[Materials provided]
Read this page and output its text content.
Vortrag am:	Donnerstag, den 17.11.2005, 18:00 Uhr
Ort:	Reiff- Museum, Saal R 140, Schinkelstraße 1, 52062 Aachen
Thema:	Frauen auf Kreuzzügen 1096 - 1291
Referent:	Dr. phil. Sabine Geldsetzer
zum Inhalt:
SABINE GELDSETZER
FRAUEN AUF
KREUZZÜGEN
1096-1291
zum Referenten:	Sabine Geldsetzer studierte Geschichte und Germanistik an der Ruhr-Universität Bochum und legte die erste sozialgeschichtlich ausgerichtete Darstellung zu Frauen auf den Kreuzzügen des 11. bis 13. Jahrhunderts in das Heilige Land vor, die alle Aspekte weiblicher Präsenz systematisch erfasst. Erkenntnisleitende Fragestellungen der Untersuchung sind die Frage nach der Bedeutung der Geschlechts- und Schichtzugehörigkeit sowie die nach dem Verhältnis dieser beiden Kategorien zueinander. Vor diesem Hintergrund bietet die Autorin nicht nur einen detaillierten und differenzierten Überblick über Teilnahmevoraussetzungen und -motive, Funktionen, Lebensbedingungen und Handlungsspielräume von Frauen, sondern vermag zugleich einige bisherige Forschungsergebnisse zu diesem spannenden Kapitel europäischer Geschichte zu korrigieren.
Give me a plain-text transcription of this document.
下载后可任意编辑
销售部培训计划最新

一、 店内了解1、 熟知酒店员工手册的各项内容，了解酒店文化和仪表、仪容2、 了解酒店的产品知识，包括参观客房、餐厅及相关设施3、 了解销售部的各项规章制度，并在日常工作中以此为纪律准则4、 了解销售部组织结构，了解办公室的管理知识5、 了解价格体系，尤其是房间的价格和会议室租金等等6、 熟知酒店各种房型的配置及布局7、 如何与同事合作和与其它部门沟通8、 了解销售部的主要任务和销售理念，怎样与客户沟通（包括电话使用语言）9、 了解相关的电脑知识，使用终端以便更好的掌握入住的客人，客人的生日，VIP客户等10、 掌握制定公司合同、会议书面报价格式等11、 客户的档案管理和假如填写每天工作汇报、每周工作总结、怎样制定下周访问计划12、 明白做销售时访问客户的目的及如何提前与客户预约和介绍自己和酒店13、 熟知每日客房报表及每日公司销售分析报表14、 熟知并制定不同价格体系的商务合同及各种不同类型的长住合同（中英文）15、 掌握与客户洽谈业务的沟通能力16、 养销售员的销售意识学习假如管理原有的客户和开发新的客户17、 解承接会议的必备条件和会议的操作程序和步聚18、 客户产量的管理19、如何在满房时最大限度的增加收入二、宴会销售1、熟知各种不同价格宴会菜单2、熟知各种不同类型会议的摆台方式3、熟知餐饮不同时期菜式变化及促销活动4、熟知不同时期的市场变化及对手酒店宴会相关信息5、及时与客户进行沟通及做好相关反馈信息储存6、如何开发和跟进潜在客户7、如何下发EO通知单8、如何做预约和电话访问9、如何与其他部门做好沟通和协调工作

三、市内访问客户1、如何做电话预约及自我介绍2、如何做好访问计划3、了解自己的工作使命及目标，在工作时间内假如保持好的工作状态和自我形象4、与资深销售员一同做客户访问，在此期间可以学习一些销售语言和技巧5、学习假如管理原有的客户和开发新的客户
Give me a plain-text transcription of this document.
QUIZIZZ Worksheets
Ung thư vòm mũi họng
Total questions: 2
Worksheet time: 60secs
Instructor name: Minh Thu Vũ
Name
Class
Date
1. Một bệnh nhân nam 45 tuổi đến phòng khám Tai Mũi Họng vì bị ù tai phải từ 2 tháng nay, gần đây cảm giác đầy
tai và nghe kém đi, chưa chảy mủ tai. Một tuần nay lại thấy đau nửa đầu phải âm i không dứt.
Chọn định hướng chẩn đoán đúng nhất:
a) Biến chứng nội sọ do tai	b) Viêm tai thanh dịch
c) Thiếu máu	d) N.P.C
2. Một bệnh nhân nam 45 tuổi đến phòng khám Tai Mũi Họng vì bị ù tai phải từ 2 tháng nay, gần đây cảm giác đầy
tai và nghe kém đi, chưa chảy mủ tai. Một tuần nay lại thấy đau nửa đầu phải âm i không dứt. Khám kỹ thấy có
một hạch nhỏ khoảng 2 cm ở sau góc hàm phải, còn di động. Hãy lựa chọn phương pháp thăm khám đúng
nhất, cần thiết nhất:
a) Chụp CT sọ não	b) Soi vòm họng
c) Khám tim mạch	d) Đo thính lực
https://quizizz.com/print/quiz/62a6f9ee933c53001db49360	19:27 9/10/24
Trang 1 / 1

[Exercise prompt]
Give the number of lines in the entries above that include the string "tuần". No other output is expected.

[Answer for this exercise]
2